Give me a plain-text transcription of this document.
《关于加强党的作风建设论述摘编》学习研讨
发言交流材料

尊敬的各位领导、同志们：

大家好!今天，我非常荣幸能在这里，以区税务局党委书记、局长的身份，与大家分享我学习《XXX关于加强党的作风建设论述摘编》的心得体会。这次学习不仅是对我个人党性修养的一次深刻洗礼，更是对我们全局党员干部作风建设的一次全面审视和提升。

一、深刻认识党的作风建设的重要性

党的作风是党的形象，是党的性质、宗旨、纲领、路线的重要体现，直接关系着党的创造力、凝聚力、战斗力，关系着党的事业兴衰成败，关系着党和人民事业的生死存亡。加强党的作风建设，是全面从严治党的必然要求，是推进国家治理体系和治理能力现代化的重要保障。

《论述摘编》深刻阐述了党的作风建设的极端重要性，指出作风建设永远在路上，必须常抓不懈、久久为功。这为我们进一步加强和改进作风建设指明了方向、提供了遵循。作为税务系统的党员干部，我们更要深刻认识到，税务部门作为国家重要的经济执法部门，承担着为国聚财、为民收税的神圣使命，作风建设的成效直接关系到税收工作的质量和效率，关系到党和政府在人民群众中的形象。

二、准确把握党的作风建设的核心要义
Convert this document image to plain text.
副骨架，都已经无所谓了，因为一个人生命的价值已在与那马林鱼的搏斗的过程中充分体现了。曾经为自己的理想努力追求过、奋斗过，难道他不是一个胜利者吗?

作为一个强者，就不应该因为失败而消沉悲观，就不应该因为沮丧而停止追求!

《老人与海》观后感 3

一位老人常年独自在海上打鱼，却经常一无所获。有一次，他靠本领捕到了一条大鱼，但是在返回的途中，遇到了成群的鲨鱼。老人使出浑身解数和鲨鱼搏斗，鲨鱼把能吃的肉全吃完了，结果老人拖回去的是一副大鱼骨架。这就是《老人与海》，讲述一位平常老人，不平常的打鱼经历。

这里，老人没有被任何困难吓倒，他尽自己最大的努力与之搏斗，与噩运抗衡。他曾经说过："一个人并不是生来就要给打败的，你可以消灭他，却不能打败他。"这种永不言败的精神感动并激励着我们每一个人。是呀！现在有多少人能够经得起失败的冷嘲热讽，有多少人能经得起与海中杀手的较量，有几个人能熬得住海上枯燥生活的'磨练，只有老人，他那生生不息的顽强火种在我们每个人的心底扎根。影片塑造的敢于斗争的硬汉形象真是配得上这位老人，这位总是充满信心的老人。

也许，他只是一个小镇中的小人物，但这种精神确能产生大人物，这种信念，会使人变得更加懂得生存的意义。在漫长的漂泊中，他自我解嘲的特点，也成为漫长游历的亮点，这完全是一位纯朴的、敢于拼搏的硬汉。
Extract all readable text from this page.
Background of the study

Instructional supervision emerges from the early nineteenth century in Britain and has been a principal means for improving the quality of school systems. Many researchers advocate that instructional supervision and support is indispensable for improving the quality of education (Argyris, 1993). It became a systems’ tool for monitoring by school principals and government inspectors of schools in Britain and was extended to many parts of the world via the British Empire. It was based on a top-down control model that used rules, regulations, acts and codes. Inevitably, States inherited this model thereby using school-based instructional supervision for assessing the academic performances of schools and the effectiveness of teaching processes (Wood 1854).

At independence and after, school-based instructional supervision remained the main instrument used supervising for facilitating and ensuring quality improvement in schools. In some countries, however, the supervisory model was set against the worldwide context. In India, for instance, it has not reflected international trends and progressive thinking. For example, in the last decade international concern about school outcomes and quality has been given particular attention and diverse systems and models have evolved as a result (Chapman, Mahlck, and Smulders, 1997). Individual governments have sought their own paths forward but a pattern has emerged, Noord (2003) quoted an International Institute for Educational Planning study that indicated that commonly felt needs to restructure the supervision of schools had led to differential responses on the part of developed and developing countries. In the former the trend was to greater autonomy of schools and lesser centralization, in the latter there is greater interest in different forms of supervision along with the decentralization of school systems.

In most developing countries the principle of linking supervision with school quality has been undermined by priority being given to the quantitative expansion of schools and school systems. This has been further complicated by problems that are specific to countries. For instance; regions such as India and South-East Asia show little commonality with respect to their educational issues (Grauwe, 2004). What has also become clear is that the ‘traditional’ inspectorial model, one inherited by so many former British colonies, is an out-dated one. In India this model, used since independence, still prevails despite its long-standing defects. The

···

## Directions for this task
How many of the lines above hold the word "from"? Give only that number.

## Response
2